**WHAT THE EXERCISE ASKS**
Repeat the records below exactly.

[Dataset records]
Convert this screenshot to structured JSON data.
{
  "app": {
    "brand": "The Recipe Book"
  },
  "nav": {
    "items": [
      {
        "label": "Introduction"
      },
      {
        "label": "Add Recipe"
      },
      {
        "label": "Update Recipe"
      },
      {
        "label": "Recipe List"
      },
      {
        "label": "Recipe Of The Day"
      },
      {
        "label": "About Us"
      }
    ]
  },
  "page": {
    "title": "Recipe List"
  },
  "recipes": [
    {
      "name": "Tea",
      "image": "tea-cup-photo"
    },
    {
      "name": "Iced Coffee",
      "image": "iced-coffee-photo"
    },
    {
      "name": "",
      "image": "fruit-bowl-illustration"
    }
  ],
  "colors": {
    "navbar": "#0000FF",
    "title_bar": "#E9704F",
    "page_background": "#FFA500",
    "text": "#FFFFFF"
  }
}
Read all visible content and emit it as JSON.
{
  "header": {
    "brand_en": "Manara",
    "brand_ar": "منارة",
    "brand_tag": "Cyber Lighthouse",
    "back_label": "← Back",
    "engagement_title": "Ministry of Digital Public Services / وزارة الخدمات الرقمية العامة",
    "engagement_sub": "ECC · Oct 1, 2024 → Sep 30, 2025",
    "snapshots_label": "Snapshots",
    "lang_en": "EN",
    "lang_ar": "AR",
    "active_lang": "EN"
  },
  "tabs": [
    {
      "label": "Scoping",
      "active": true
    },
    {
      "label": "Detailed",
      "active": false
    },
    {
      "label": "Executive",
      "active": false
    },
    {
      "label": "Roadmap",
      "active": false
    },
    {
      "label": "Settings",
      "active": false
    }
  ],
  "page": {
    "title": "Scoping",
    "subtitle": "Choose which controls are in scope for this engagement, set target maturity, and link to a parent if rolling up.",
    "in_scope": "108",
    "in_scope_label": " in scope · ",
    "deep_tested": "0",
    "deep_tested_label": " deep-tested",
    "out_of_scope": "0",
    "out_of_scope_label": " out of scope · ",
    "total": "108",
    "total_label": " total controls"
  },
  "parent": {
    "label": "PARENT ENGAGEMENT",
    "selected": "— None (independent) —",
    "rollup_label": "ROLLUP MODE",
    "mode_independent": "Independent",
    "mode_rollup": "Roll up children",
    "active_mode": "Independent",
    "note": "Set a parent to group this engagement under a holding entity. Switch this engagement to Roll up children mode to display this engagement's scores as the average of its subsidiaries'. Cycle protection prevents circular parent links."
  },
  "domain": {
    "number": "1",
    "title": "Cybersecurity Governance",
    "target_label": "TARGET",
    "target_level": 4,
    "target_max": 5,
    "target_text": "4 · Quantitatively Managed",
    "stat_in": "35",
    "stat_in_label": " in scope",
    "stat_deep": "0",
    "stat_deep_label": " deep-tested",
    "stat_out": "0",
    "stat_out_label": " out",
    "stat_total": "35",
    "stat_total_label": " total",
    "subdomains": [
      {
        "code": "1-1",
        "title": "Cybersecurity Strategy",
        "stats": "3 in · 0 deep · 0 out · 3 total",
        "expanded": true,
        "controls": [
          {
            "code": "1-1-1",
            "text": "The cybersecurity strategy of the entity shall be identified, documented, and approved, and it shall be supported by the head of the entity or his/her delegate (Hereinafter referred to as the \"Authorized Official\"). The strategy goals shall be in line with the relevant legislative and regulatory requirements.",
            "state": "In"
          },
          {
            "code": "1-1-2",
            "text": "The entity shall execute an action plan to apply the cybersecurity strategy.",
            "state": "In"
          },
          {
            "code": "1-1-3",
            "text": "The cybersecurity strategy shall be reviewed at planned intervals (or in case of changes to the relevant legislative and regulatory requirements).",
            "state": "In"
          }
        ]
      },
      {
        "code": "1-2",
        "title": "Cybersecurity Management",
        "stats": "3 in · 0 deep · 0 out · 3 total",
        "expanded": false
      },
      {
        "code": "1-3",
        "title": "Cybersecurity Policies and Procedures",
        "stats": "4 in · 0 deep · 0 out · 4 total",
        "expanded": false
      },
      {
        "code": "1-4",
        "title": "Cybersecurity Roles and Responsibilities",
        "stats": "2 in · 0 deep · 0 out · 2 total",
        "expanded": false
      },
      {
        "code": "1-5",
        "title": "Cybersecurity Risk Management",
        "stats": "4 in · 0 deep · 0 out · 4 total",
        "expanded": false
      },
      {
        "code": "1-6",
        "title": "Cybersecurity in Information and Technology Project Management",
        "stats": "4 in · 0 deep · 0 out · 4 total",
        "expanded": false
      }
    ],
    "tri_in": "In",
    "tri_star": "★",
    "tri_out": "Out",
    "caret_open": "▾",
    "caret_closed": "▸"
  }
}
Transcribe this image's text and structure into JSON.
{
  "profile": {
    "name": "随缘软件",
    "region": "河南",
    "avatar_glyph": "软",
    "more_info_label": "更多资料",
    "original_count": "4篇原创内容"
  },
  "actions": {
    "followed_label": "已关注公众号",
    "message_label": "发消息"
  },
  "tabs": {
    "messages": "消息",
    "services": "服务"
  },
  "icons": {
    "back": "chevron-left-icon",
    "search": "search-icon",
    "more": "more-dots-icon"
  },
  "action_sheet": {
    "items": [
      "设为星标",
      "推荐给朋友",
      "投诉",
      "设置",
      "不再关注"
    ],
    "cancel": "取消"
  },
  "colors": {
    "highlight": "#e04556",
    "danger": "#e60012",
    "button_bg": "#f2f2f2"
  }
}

**FINAL RESULT**
Convert this screenshot to structured JSON data.
{
  "app": {
    "brand": "The Recipe Book"
  },
  "nav": {
    "items": [
      {
        "label": "Introduction"
      },
      {
        "label": "Add Recipe"
      },
      {
        "label": "Update Recipe"
      },
      {
        "label": "Recipe List"
      },
      {
        "label": "Recipe Of The Day"
      },
      {
        "label": "About Us"
      }
    ]
  },
  "page": {
    "title": "Recipe List"
  },
  "recipes": [
    {
      "name": "Tea",
      "image": "tea-cup-photo"
    },
    {
      "name": "Iced Coffee",
      "image": "iced-coffee-photo"
    },
    {
      "name": "",
      "image": "fruit-bowl-illustration"
    }
  ],
  "colors": {
    "navbar": "#0000FF",
    "title_bar": "#E9704F",
    "page_background": "#FFA500",
    "text": "#FFFFFF"
  }
}
Read all visible content and emit it as JSON.
{
  "header": {
    "brand_en": "Manara",
    "brand_ar": "منارة",
    "brand_tag": "Cyber Lighthouse",
    "back_label": "← Back",
    "engagement_title": "Ministry of Digital Public Services / وزارة الخدمات الرقمية العامة",
    "engagement_sub": "ECC · Oct 1, 2024 → Sep 30, 2025",
    "snapshots_label": "Snapshots",
    "lang_en": "EN",
    "lang_ar": "AR",
    "active_lang": "EN"
  },
  "tabs": [
    {
      "label": "Scoping",
      "active": true
    },
    {
      "label": "Detailed",
      "active": false
    },
    {
      "label": "Executive",
      "active": false
    },
    {
      "label": "Roadmap",
      "active": false
    },
    {
      "label": "Settings",
      "active": false
    }
  ],
  "page": {
    "title": "Scoping",
    "subtitle": "Choose which controls are in scope for this engagement, set target maturity, and link to a parent if rolling up.",
    "in_scope": "108",
    "in_scope_label": " in scope · ",
    "deep_tested": "0",
    "deep_tested_label": " deep-tested",
    "out_of_scope": "0",
    "out_of_scope_label": " out of scope · ",
    "total": "108",
    "total_label": " total controls"
  },
  "parent": {
    "label": "PARENT ENGAGEMENT",
    "selected": "— None (independent) —",
    "rollup_label": "ROLLUP MODE",
    "mode_independent": "Independent",
    "mode_rollup": "Roll up children",
    "active_mode": "Independent",
    "note": "Set a parent to group this engagement under a holding entity. Switch this engagement to Roll up children mode to display this engagement's scores as the average of its subsidiaries'. Cycle protection prevents circular parent links."
  },
  "domain": {
    "number": "1",
    "title": "Cybersecurity Governance",
    "target_label": "TARGET",
    "target_level": 4,
    "target_max": 5,
    "target_text": "4 · Quantitatively Managed",
    "stat_in": "35",
    "stat_in_label": " in scope",
    "stat_deep": "0",
    "stat_deep_label": " deep-tested",
    "stat_out": "0",
    "stat_out_label": " out",
    "stat_total": "35",
    "stat_total_label": " total",
    "subdomains": [
      {
        "code": "1-1",
        "title": "Cybersecurity Strategy",
        "stats": "3 in · 0 deep · 0 out · 3 total",
        "expanded": true,
        "controls": [
          {
            "code": "1-1-1",
            "text": "The cybersecurity strategy of the entity shall be identified, documented, and approved, and it shall be supported by the head of the entity or his/her delegate (Hereinafter referred to as the \"Authorized Official\"). The strategy goals shall be in line with the relevant legislative and regulatory requirements.",
            "state": "In"
          },
          {
            "code": "1-1-2",
            "text": "The entity shall execute an action plan to apply the cybersecurity strategy.",
            "state": "In"
          },
          {
            "code": "1-1-3",
            "text": "The cybersecurity strategy shall be reviewed at planned intervals (or in case of changes to the relevant legislative and regulatory requirements).",
            "state": "In"
          }
        ]
      },
      {
        "code": "1-2",
        "title": "Cybersecurity Management",
        "stats": "3 in · 0 deep · 0 out · 3 total",
        "expanded": false
      },
      {
        "code": "1-3",
        "title": "Cybersecurity Policies and Procedures",
        "stats": "4 in · 0 deep · 0 out · 4 total",
        "expanded": false
      },
      {
        "code": "1-4",
        "title": "Cybersecurity Roles and Responsibilities",
        "stats": "2 in · 0 deep · 0 out · 2 total",
        "expanded": false
      },
      {
        "code": "1-5",
        "title": "Cybersecurity Risk Management",
        "stats": "4 in · 0 deep · 0 out · 4 total",
        "expanded": false
      },
      {
        "code": "1-6",
        "title": "Cybersecurity in Information and Technology Project Management",
        "stats": "4 in · 0 deep · 0 out · 4 total",
        "expanded": false
      }
    ],
    "tri_in": "In",
    "tri_star": "★",
    "tri_out": "Out",
    "caret_open": "▾",
    "caret_closed": "▸"
  }
}
Transcribe this image's text and structure into JSON.
{
  "profile": {
    "name": "随缘软件",
    "region": "河南",
    "avatar_glyph": "软",
    "more_info_label": "更多资料",
    "original_count": "4篇原创内容"
  },
  "actions": {
    "followed_label": "已关注公众号",
    "message_label": "发消息"
  },
  "tabs": {
    "messages": "消息",
    "services": "服务"
  },
  "icons": {
    "back": "chevron-left-icon",
    "search": "search-icon",
    "more": "more-dots-icon"
  },
  "action_sheet": {
    "items": [
      "设为星标",
      "推荐给朋友",
      "投诉",
      "设置",
      "不再关注"
    ],
    "cancel": "取消"
  },
  "colors": {
    "highlight": "#e04556",
    "danger": "#e60012",
    "button_bg": "#f2f2f2"
  }
}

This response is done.